-- begin Exercise data --

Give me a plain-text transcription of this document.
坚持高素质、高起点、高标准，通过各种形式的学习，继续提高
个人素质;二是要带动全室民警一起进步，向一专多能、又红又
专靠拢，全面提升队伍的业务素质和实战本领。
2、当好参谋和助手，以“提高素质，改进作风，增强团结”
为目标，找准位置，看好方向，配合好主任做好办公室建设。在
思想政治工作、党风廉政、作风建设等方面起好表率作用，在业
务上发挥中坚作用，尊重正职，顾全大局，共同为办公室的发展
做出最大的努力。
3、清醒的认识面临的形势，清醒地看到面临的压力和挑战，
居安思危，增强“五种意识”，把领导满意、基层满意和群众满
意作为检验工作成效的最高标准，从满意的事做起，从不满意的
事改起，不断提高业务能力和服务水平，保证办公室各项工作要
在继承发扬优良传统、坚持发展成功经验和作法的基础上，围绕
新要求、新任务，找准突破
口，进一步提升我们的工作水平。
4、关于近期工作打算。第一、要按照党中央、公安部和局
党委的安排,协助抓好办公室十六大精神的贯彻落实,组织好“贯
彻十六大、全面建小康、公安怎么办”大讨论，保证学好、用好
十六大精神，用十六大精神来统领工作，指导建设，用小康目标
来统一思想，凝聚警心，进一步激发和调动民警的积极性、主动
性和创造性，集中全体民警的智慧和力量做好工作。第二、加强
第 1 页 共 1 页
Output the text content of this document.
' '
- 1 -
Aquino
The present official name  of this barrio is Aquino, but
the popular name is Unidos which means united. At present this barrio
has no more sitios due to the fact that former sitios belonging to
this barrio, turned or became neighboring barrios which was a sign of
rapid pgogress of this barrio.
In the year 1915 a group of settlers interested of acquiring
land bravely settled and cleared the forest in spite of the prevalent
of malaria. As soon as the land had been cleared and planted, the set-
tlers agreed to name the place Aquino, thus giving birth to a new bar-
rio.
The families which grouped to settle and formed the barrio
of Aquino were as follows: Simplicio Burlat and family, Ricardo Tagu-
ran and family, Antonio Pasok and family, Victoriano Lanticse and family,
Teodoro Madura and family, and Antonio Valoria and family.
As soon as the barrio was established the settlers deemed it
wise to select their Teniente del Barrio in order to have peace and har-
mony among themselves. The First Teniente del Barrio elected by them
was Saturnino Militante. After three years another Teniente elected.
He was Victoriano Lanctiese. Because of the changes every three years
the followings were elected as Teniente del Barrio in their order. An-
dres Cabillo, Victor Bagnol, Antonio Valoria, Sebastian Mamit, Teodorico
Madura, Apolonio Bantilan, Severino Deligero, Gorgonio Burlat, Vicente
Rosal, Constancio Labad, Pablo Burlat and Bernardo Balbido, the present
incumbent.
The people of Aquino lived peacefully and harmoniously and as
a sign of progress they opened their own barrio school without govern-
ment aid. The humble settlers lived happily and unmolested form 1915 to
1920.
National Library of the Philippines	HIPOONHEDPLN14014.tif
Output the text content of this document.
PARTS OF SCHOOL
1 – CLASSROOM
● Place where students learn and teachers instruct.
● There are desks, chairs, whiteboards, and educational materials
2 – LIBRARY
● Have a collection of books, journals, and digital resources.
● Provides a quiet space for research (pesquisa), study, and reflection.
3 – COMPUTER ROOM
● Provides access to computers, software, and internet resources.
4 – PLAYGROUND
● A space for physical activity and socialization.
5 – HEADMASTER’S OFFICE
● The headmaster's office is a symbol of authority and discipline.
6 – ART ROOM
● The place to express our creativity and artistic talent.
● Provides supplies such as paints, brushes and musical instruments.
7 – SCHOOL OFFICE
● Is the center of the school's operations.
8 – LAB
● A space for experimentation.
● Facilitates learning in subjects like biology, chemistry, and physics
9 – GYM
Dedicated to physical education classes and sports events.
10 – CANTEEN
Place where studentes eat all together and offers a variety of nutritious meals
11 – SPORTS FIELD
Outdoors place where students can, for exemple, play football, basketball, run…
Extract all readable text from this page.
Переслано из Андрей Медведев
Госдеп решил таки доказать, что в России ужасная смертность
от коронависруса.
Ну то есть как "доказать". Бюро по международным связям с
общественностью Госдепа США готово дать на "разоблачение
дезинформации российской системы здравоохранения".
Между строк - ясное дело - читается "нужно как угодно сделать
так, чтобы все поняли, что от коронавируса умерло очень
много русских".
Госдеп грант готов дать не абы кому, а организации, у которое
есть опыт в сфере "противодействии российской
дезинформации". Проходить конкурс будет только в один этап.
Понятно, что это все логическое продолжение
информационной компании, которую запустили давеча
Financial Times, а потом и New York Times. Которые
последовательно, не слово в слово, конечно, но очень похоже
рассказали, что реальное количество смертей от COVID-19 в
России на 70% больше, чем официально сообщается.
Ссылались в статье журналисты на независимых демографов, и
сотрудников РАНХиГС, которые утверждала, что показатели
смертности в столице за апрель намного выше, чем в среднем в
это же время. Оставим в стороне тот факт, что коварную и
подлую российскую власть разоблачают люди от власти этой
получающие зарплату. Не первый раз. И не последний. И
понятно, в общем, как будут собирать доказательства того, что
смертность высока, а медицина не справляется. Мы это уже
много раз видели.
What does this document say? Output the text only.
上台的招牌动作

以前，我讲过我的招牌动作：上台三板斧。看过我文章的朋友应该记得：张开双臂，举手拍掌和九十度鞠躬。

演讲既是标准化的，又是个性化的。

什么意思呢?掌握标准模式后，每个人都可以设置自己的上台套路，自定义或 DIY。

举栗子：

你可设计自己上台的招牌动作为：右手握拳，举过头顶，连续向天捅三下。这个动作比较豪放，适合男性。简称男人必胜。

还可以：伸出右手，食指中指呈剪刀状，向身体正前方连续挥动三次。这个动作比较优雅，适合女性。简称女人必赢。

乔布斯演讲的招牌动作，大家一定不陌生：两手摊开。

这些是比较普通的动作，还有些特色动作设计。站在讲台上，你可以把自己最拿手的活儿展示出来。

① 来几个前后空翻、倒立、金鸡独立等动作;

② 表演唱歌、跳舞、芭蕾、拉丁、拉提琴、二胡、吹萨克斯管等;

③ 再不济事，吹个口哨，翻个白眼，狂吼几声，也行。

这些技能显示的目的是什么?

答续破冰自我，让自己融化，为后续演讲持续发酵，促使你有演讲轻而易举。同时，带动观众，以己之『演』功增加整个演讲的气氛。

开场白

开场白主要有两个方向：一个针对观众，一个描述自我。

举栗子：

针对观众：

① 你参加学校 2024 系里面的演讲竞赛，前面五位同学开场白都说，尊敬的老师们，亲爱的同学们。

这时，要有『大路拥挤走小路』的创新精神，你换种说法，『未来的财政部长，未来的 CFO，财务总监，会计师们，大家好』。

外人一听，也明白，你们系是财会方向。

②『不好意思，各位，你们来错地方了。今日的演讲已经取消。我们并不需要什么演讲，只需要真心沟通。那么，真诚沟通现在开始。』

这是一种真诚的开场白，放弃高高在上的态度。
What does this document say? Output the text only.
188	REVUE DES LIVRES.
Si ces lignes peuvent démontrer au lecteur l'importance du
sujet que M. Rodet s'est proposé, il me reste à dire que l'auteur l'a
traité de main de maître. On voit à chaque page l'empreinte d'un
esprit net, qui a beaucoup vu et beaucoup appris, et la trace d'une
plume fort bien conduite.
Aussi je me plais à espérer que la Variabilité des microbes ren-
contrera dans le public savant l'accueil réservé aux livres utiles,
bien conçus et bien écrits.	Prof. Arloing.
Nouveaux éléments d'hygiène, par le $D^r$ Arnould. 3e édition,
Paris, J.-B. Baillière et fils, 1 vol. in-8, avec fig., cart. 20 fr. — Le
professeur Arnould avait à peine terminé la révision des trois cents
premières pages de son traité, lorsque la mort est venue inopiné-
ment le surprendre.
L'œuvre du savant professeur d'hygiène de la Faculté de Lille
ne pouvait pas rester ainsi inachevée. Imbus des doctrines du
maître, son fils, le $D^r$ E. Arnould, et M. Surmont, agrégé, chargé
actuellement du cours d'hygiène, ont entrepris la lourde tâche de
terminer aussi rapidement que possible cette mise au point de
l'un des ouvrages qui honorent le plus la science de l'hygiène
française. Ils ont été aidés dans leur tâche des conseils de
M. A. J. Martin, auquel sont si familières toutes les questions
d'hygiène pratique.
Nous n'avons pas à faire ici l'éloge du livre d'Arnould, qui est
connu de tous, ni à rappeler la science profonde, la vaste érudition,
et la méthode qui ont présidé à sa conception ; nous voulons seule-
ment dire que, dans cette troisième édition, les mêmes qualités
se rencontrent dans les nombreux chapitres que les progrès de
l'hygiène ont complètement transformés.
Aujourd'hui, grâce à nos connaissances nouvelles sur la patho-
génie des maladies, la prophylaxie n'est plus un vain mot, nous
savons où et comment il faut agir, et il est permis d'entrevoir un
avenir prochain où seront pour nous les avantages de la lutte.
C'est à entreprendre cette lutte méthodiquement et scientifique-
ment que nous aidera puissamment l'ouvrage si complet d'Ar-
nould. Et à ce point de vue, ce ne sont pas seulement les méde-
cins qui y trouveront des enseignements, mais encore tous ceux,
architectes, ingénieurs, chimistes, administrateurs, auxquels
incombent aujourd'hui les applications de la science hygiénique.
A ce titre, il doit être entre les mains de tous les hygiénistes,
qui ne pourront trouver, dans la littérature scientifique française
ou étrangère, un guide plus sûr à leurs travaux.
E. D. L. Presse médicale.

-- end Exercise data --

▶ [Problem to work on]: Search the records for the word "очень" and copy every line where it occurs.

▶ [Full solution]:
так, чтобы все поняли, что от коронавируса умерло очень
последовательно, не слово в слово, конечно, но очень похоже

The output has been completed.